======== EXTRACT TO READ

About a third of tree species across the world are threatened with extinction, according to a report released Wednesday, which warns that climate change could damage entire forest ecosystems.
This “State of the trees in the world” was coordinated by the Botanical gardens conservation international (BGCI), which brings together botanical gardens, and experts from the International Union for the Conservation of Nature (IUCN).
It covers 58,497 species of trees. It shows that 30% (17,500 species) are threatened with extinction, with an additional 7% “possibly threatened”.
Even common trees, such as magnolias, are among the most endangered, oaks, maples and ebony not being spared.
Data is lacking to assess 21% of species and just over 40% are considered not to be endangered.
Logging and deforestation to make way for crops or livestock are by far the biggest threats to trees.
A total of 142 species are considered extirpated and more than 440 are on the verge of being so, with fewer than 50 trees existing in the wild worldwide.
“Many species are on the verge of extinction, some still counting only one living individual”, warns Jean-Christophe Vié, director general of the Franklinia foundation based in Switzerland, in the presentation of the report.
He finds “shocking” the still high levels of deforestation, as trees play a vital role in nature, providing habitat for many animal and plant species, absorbing CO2 and providing ingredients for some medicines.
Brazil, which is home to a large part of the Amazon rainforest, has the largest number of tree species (8,847) including those threatened (1,788), a consequence of intensive agriculture.

================
======== DATASET EXCERPTS

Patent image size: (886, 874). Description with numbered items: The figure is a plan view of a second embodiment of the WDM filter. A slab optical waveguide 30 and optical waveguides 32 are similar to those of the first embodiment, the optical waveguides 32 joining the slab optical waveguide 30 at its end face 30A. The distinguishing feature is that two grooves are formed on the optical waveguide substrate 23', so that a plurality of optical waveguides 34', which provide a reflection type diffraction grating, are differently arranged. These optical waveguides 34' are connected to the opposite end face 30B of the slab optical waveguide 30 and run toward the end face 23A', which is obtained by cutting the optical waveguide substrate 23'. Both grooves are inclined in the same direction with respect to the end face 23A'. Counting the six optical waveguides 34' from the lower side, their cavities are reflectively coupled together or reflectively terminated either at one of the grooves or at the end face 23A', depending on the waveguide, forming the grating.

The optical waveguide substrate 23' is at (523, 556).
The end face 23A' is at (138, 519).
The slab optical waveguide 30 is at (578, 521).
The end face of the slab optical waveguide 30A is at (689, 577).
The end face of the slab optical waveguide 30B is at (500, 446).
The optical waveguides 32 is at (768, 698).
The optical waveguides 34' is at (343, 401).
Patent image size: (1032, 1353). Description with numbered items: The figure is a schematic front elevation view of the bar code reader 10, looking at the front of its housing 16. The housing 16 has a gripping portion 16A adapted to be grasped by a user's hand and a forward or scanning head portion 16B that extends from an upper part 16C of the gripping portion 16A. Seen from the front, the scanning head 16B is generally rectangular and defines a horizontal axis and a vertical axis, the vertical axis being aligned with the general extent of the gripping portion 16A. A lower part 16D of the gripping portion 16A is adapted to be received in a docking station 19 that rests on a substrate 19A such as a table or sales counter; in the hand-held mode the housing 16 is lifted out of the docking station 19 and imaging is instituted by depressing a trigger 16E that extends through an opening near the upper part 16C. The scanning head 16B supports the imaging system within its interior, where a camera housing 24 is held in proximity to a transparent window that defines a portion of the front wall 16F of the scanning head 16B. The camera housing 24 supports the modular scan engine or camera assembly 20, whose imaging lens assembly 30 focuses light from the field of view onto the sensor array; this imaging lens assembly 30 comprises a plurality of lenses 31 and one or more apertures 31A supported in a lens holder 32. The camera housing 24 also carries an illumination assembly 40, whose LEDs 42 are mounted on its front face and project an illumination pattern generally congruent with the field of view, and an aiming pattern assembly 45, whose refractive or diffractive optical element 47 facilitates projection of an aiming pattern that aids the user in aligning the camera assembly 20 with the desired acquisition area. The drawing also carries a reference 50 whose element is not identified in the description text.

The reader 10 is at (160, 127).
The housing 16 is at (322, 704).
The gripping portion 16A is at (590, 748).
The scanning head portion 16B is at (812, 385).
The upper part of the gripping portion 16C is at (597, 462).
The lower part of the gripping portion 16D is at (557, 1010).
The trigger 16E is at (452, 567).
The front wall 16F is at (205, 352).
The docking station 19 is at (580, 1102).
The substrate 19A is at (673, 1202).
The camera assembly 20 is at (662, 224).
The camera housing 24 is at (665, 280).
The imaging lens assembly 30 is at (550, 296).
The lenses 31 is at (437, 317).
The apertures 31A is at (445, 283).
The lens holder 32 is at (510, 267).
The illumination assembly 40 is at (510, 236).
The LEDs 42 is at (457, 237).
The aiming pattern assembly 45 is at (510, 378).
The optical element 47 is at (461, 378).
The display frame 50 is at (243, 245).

================

_WHAT IS REQUIRED:_ Reproduce the full article on threatened tree species word for word. These lines are separate material, unrelated to the article on threatened tree species.

_YOUR RESPONSE:_
About a third of tree species across the world are threatened with extinction, according to a report released Wednesday, which warns that climate change could damage entire forest ecosystems.
This “State of the trees in the world” was coordinated by the Botanical gardens conservation international (BGCI), which brings together botanical gardens, and experts from the International Union for the Conservation of Nature (IUCN).
It covers 58,497 species of trees. It shows that 30% (17,500 species) are threatened with extinction, with an additional 7% “possibly threatened”.
Even common trees, such as magnolias, are among the most endangered, oaks, maples and ebony not being spared.
Data is lacking to assess 21% of species and just over 40% are considered not to be endangered.
Logging and deforestation to make way for crops or livestock are by far the biggest threats to trees.
A total of 142 species are considered extirpated and more than 440 are on the verge of being so, with fewer than 50 trees existing in the wild worldwide.
“Many species are on the verge of extinction, some still counting only one living individual”, warns Jean-Christophe Vié, director general of the Franklinia foundation based in Switzerland, in the presentation of the report.
He finds “shocking” the still high levels of deforestation, as trees play a vital role in nature, providing habitat for many animal and plant species, absorbing CO2 and providing ingredients for some medicines.
Brazil, which is home to a large part of the Amazon rainforest, has the largest number of tree species (8,847) including those threatened (1,788), a consequence of intensive agriculture.